(Short exercise A)
List each situation that the post on cartridge bans says people can be in, as given in the paragraph starting "People can and do travel".
(Short exercise B)
Quote the post on cartridge bans word for word, starting with "Again; I must" and going on through "all the time.".

(Text provided)
+-------+

Again; I must iterate how wrong you are.

People can and do travel and move to different countries with their consoles. There can be multiple accounts per console. People can feasibly have two consoles right next to each other connected to different networks and swap carts between them. People can change consoles because they upgraded or because they have multiple consoles in the household. And people can and do resell carts all the time.

These situations do not matter as the logic for detection is very simple. Is cartrige A with serial ABC in more places than is reasonably expected of that cartridge? With physical copies that limitation is exactly 1 place, 1 system at a time. Irrespective of who it's registered to or who owns it. Any cartridge that has been in more than one place at one time and your system cert is logged and inserted in the next upcoming ban wave / wave of system cert revocations. This revocation goes live on Nintendo's servers. Your system will not get the Online Service kiss of death until after this happens.

+-------+

(Layout element annotations)
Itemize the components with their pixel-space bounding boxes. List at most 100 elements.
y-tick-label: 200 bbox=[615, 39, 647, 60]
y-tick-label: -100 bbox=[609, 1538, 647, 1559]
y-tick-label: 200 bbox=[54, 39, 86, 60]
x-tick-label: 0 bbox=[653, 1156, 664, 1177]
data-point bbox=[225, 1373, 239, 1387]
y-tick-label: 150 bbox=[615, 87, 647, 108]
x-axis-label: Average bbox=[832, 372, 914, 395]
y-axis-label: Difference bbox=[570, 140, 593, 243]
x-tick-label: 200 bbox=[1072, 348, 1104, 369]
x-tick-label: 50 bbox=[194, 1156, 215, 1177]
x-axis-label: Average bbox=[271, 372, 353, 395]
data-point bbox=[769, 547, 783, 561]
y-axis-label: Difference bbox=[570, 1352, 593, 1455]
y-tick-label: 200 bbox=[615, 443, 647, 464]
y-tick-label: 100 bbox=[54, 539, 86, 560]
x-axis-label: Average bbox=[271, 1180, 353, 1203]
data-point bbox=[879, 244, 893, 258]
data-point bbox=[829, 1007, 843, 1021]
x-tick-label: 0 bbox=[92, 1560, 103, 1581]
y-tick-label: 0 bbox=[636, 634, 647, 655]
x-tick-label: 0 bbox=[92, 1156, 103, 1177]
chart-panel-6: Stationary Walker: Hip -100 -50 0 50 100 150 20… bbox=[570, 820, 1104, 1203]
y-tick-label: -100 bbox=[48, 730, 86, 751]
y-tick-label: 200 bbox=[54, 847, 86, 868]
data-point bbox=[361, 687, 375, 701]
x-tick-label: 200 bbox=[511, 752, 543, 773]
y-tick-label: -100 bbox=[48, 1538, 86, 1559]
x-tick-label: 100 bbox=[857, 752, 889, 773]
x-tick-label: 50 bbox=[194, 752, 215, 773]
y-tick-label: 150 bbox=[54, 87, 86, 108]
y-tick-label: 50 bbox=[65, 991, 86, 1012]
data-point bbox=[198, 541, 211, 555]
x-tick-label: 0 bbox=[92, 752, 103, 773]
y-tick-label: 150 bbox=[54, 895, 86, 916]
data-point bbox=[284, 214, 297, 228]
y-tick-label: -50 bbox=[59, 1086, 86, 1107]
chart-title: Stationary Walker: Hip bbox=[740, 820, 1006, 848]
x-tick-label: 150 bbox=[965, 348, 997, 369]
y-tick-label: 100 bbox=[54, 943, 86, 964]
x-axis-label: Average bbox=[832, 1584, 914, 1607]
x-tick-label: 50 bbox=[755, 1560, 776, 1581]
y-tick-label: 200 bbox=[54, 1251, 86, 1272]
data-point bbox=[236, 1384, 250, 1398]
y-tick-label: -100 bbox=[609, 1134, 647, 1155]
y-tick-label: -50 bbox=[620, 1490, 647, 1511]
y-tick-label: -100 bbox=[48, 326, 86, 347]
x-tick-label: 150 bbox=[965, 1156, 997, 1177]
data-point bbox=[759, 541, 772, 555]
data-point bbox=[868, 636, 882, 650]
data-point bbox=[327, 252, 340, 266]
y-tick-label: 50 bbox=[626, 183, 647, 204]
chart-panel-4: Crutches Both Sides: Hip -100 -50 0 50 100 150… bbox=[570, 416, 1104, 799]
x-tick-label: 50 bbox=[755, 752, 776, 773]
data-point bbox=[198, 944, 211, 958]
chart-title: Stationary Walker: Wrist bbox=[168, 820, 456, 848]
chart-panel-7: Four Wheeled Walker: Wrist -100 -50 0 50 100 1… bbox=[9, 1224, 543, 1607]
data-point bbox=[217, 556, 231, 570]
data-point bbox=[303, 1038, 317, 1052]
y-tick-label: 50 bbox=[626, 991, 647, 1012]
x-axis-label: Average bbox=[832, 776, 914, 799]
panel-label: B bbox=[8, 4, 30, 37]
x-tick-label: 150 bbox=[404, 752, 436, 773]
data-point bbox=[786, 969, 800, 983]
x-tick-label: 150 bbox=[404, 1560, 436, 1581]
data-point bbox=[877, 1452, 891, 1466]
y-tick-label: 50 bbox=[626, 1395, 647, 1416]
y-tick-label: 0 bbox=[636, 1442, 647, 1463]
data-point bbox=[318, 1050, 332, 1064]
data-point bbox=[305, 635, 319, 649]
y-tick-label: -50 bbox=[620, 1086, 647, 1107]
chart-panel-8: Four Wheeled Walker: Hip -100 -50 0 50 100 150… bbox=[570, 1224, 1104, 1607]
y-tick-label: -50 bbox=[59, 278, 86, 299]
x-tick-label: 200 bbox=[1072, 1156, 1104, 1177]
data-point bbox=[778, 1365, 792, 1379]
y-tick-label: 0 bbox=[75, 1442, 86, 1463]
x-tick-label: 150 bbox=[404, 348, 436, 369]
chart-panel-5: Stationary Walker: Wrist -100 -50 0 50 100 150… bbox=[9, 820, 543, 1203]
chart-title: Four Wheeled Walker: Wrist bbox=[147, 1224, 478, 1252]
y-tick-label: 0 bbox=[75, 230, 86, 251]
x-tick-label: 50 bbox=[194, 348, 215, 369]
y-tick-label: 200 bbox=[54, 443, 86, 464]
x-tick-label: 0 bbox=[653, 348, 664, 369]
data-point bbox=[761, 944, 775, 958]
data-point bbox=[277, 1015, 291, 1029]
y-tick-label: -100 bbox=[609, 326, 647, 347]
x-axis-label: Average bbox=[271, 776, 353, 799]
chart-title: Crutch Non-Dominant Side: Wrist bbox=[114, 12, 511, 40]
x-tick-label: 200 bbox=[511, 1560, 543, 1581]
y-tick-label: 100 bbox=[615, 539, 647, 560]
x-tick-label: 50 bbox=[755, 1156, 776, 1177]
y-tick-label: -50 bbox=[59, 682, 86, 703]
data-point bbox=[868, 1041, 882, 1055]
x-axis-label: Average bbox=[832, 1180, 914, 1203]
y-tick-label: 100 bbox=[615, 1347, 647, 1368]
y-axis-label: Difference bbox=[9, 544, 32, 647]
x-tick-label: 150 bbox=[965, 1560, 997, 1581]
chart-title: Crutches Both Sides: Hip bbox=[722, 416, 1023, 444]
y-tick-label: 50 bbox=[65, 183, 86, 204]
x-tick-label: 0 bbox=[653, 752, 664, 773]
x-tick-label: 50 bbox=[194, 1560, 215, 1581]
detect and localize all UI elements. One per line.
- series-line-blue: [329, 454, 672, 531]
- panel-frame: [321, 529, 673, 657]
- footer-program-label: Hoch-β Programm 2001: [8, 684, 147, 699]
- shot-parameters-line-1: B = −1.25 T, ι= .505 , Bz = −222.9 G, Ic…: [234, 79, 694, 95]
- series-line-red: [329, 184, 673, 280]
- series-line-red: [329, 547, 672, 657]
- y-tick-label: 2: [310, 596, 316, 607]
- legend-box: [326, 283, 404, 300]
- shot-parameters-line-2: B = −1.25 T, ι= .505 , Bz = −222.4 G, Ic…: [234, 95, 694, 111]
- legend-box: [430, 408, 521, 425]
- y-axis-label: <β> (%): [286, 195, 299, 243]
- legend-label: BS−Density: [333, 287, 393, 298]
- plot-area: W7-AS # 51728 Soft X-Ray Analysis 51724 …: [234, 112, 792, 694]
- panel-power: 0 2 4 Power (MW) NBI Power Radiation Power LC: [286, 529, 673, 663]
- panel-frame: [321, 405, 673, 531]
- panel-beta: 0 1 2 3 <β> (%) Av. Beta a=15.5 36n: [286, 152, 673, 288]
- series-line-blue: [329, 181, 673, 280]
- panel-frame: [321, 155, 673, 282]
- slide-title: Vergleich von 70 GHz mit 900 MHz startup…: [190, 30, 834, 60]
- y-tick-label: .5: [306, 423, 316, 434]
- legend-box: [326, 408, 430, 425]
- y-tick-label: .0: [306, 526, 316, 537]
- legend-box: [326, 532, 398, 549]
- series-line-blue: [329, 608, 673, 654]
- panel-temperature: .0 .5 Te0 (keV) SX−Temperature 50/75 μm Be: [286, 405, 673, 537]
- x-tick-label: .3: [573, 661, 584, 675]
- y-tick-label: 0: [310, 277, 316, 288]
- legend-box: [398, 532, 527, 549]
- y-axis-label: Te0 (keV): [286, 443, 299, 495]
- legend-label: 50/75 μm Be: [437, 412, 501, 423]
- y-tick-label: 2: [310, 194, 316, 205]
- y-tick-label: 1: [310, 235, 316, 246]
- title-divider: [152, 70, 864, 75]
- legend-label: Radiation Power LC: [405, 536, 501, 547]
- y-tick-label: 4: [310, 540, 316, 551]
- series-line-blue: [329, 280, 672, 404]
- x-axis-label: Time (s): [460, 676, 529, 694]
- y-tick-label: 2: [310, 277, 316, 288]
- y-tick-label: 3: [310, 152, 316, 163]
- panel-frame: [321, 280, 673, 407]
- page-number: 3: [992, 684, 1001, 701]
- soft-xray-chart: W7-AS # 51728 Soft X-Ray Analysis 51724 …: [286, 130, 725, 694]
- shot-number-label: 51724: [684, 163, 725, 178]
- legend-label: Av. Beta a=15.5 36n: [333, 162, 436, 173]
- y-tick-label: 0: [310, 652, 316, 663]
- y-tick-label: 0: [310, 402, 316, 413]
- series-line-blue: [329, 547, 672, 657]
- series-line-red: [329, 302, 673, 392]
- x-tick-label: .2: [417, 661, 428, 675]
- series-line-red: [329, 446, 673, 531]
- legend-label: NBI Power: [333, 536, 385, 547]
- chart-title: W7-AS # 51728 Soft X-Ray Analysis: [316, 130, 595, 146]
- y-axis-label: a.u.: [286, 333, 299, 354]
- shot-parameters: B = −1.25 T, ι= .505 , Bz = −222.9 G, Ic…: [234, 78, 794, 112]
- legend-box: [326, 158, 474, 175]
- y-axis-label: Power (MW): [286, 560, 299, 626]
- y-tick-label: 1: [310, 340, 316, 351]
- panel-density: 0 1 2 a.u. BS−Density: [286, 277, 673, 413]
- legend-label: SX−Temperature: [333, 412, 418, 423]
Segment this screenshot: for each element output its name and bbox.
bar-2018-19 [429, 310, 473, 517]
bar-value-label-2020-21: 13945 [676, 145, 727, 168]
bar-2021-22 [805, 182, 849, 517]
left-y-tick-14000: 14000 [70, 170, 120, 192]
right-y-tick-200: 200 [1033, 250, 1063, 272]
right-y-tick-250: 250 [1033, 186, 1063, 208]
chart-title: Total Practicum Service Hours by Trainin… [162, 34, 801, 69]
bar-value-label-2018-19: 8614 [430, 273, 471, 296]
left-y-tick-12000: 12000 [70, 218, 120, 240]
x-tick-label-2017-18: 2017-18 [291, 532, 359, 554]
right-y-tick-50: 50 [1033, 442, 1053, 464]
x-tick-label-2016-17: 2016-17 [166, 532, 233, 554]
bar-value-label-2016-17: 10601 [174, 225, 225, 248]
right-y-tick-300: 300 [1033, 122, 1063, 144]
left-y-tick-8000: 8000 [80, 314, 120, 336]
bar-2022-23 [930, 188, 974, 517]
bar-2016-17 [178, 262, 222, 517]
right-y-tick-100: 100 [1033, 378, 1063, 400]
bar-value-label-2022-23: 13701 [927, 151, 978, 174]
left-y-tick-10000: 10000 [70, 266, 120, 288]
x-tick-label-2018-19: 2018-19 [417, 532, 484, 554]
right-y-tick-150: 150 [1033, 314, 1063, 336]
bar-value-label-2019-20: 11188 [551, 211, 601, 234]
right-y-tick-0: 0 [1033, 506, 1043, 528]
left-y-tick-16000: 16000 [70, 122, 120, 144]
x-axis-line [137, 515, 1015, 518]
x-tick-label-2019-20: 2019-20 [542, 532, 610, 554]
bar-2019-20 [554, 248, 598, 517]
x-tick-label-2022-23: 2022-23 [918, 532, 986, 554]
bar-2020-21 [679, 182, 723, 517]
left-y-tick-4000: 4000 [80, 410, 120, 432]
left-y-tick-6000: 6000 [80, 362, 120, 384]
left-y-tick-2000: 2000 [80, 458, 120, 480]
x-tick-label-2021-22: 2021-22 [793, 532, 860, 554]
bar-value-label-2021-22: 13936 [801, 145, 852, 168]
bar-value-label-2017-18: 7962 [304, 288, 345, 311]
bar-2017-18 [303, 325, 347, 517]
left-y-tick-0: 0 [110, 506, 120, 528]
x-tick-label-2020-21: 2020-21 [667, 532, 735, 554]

+-------+

(Expected answer A)
- Traveling and moving to different countries with their consoles
- Having multiple accounts on one console
- Having two consoles next to each other, connected to different networks, and swapping carts between them
- Changing consoles because they upgraded or because they have multiple consoles in the household
- Reselling carts

(Expected answer B)
Again; I must iterate how wrong you are.

People can and do travel and move to different countries with their consoles. There can be multiple accounts per console. People can feasibly have two consoles right next to each other connected to different networks and swap carts between them. People can change consoles because they upgraded or because they have multiple consoles in the household. And people can and do resell carts all the time.